<<<<
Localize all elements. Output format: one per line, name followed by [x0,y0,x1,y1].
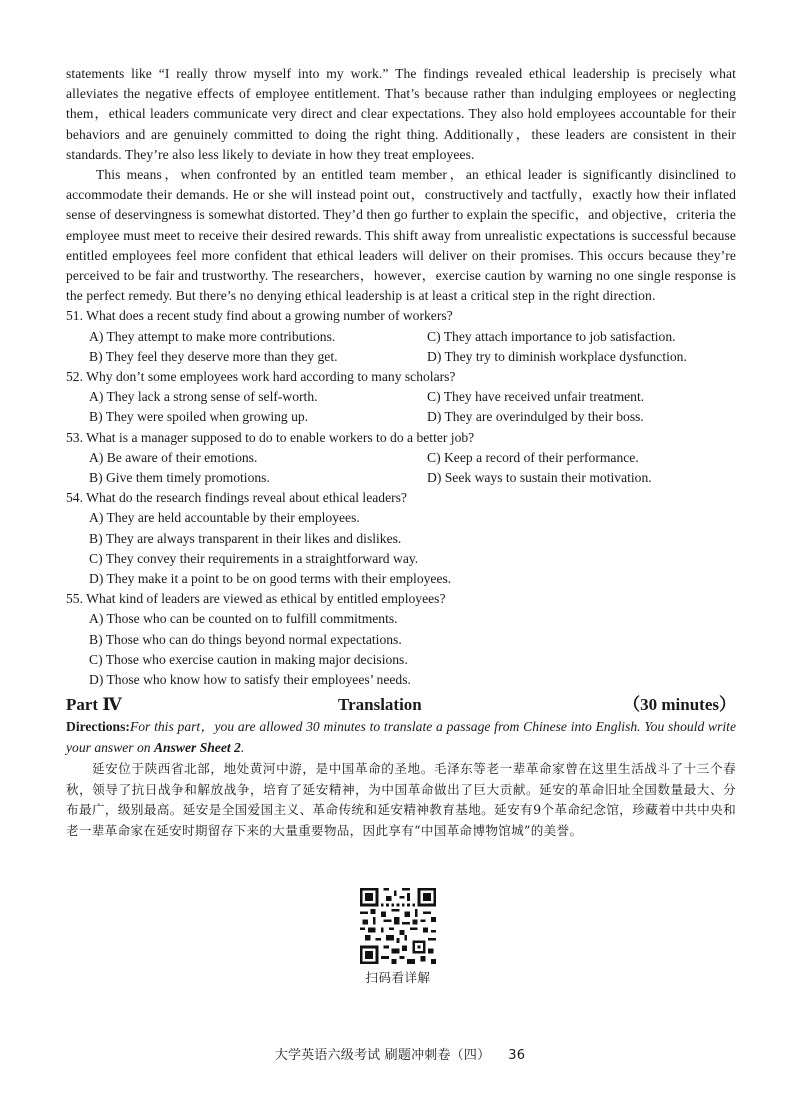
question-53-options [66,448,736,488]
part-title: Translation [338,695,422,715]
question-51: 51. What does a recent study find about a growing number of workers? [66,308,453,324]
question-52-options [66,387,736,427]
option-a[interactable]: A) They lack a strong sense of self-worth. [89,389,318,405]
option-b[interactable]: B) Those who can do things beyond normal expectations. [89,631,402,647]
answer-sheet-label: Answer Sheet 2 [153,739,241,755]
option-c[interactable]: C) They attach importance to job satisfaction. [427,328,676,344]
option-d[interactable]: D) They make it a point to be on good terms with their employees. [89,571,452,587]
question-55-options [66,609,736,690]
page-content [66,64,736,841]
option-c[interactable]: C) They have received unfair treatment. [427,389,645,405]
part-label: Part Ⅳ [66,695,122,715]
option-d[interactable]: D) They try to diminish workplace dysfunction. [427,348,687,364]
qr-caption: 扫码看详解 [365,970,431,985]
option-c[interactable]: C) Keep a record of their performance. [427,449,639,465]
chinese-passage: 延安位于陕西省北部，地处黄河中游，是中国革命的圣地。毛泽东等老一辈革命家曾在这里生活战斗了十三个春秋，领导了抗日战争和解放战争，培育了延安精神，为中国革命做出了巨大贡献。延安的革命旧址全国数量最大、分布最广，级别最高。延安是全国爱国主义、革命传统和延安精神教育基地。延安有9个革命纪念馆，珍藏着中共中央和老一辈革命家在延安时期留存下来的大量重要物品，因此享有“中国革命博物馆城”的美誉。 [66,761,736,838]
page-footer [0,1044,800,1063]
question-51-options [66,327,736,367]
option-b[interactable]: B) They were spoiled when growing up. [89,409,309,425]
passage-paragraph-2: This means，when confronted by an entitled team member，an ethical leader is significantly disinclined to accommodate their demands. He or she will instead point out，constructively and tactfully，exactly how their inflated sense of deservingness is somewhat distorted. They’d then go further to explain the specific，and objective，criteria the employee must meet to receive their desired rewards. This shift away from unrealistic expectations is successful because entitled employees feel more confident that ethical leaders will deliver on their promises. This occurs because they’re perceived to be fair and trustworthy. The researchers，however，exercise caution by warning no one single response is the perfect remedy. But there’s no denying ethical leadership is at least a critical step in the right direction. [66,167,736,304]
question-52: 52. Why don’t some employees work hard according to many scholars? [66,369,456,385]
footer-title: 大学英语六级考试 刷题冲刺卷（四） [274,1048,491,1063]
passage-paragraph-1: statements like “I really throw myself into my work.” The findings revealed ethical leadership is precisely what alleviates the negative effects of employee entitlement. That’s because rather than indulging employees or neglecting them，ethical leaders communicate very direct and clear expectations. They also hold employees accountable for their behaviors and are genuinely committed to doing the right thing. Additionally，these leaders are consistent in their standards. They’re also less likely to deviate in how they treat employees. [66,66,736,162]
qr-block [358,888,438,986]
option-d[interactable]: D) They are overindulged by their boss. [427,409,644,425]
option-a[interactable]: A) Those who can be counted on to fulfill commitments. [89,611,398,627]
option-a[interactable]: A) Be aware of their emotions. [89,449,258,465]
option-d[interactable]: D) Seek ways to sustain their motivation. [427,470,652,486]
directions-text: For this part，you are allowed 30 minutes to translate a passage from Chinese into English. You should write your answer on [66,719,736,755]
page-number: 36 [508,1048,526,1063]
question-54-options [66,508,736,589]
question-55: 55. What kind of leaders are viewed as ethical by entitled employees? [66,591,446,607]
option-c[interactable]: C) They convey their requirements in a straightforward way. [89,550,419,566]
directions-end: . [240,739,245,755]
part-time: （30 minutes） [623,695,736,715]
directions [66,717,736,758]
option-a[interactable]: A) They are held accountable by their employees. [89,510,360,526]
question-54: 54. What do the research findings reveal about ethical leaders? [66,490,407,506]
directions-label: Directions: [66,719,130,735]
question-53: 53. What is a manager supposed to do to enable workers to do a better job? [66,429,475,445]
option-b[interactable]: B) They are always transparent in their likes and dislikes. [89,530,402,546]
option-d[interactable]: D) Those who know how to satisfy their employees’ needs. [89,672,411,688]
option-b[interactable]: B) They feel they deserve more than they get. [89,348,338,364]
option-c[interactable]: C) Those who exercise caution in making major decisions. [89,651,408,667]
part-4-header [66,693,736,717]
option-b[interactable]: B) Give them timely promotions. [89,470,270,486]
option-a[interactable]: A) They attempt to make more contributions. [89,328,336,344]
qr-code-icon[interactable] [360,888,436,964]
>>>>
→ **Short problem**: Can you change every "interactable" in the material to "clickable" and give all of its lines again with nothing else altered, leaving out the picture?

→ **Response to this task**:
Localize all elements. Output format: one per line, name followed by [x0,y0,x1,y1].
question-53-options [66,448,736,488]
part-title: Translation [338,695,422,715]
question-51: 51. What does a recent study find about a growing number of workers? [66,308,453,324]
question-52-options [66,387,736,427]
option-a[clickable]: A) They lack a strong sense of self-worth. [89,389,318,405]
option-b[clickable]: B) Those who can do things beyond normal expectations. [89,631,402,647]
answer-sheet-label: Answer Sheet 2 [153,739,241,755]
option-c[clickable]: C) They attach importance to job satisfaction. [427,328,676,344]
option-d[clickable]: D) They make it a point to be on good terms with their employees. [89,571,452,587]
question-55-options [66,609,736,690]
page-content [66,64,736,841]
option-c[clickable]: C) They have received unfair treatment. [427,389,645,405]
part-label: Part Ⅳ [66,695,122,715]
option-d[clickable]: D) They try to diminish workplace dysfunction. [427,348,687,364]
qr-caption: 扫码看详解 [365,970,431,985]
option-c[clickable]: C) Keep a record of their performance. [427,449,639,465]
chinese-passage: 延安位于陕西省北部，地处黄河中游，是中国革命的圣地。毛泽东等老一辈革命家曾在这里生活战斗了十三个春秋，领导了抗日战争和解放战争，培育了延安精神，为中国革命做出了巨大贡献。延安的革命旧址全国数量最大、分布最广，级别最高。延安是全国爱国主义、革命传统和延安精神教育基地。延安有9个革命纪念馆，珍藏着中共中央和老一辈革命家在延安时期留存下来的大量重要物品，因此享有“中国革命博物馆城”的美誉。 [66,761,736,838]
page-footer [0,1044,800,1063]
question-51-options [66,327,736,367]
option-b[clickable]: B) They were spoiled when growing up. [89,409,309,425]
passage-paragraph-2: This means，when confronted by an entitled team member，an ethical leader is significantly disinclined to accommodate their demands. He or she will instead point out，constructively and tactfully，exactly how their inflated sense of deservingness is somewhat distorted. They’d then go further to explain the specific，and objective，criteria the employee must meet to receive their desired rewards. This shift away from unrealistic expectations is successful because entitled employees feel more confident that ethical leaders will deliver on their promises. This occurs because they’re perceived to be fair and trustworthy. The researchers，however，exercise caution by warning no one single response is the perfect remedy. But there’s no denying ethical leadership is at least a critical step in the right direction. [66,167,736,304]
question-52: 52. Why don’t some employees work hard according to many scholars? [66,369,456,385]
footer-title: 大学英语六级考试 刷题冲刺卷（四） [274,1048,491,1063]
passage-paragraph-1: statements like “I really throw myself into my work.” The findings revealed ethical leadership is precisely what alleviates the negative effects of employee entitlement. That’s because rather than indulging employees or neglecting them，ethical leaders communicate very direct and clear expectations. They also hold employees accountable for their behaviors and are genuinely committed to doing the right thing. Additionally，these leaders are consistent in their standards. They’re also less likely to deviate in how they treat employees. [66,66,736,162]
qr-block [358,888,438,986]
option-d[clickable]: D) They are overindulged by their boss. [427,409,644,425]
option-a[clickable]: A) Those who can be counted on to fulfill commitments. [89,611,398,627]
option-a[clickable]: A) Be aware of their emotions. [89,449,258,465]
option-d[clickable]: D) Seek ways to sustain their motivation. [427,470,652,486]
directions-text: For this part，you are allowed 30 minutes to translate a passage from Chinese into English. You should write your answer on [66,719,736,755]
page-number: 36 [508,1048,526,1063]
question-54-options [66,508,736,589]
question-55: 55. What kind of leaders are viewed as ethical by entitled employees? [66,591,446,607]
option-c[clickable]: C) They convey their requirements in a straightforward way. [89,550,419,566]
directions-end: . [240,739,245,755]
part-time: （30 minutes） [623,695,736,715]
directions [66,717,736,758]
option-a[clickable]: A) They are held accountable by their employees. [89,510,360,526]
question-54: 54. What do the research findings reveal about ethical leaders? [66,490,407,506]
directions-label: Directions: [66,719,130,735]
question-53: 53. What is a manager supposed to do to enable workers to do a better job? [66,429,475,445]
option-b[clickable]: B) They are always transparent in their likes and dislikes. [89,530,402,546]
option-d[clickable]: D) Those who know how to satisfy their employees’ needs. [89,672,411,688]
option-b[clickable]: B) They feel they deserve more than they get. [89,348,338,364]
option-c[clickable]: C) Those who exercise caution in making major decisions. [89,651,408,667]
part-4-header [66,693,736,717]
option-b[clickable]: B) Give them timely promotions. [89,470,270,486]
option-a[clickable]: A) They attempt to make more contributions. [89,328,336,344]
qr-code-icon[clickable] [360,888,436,964]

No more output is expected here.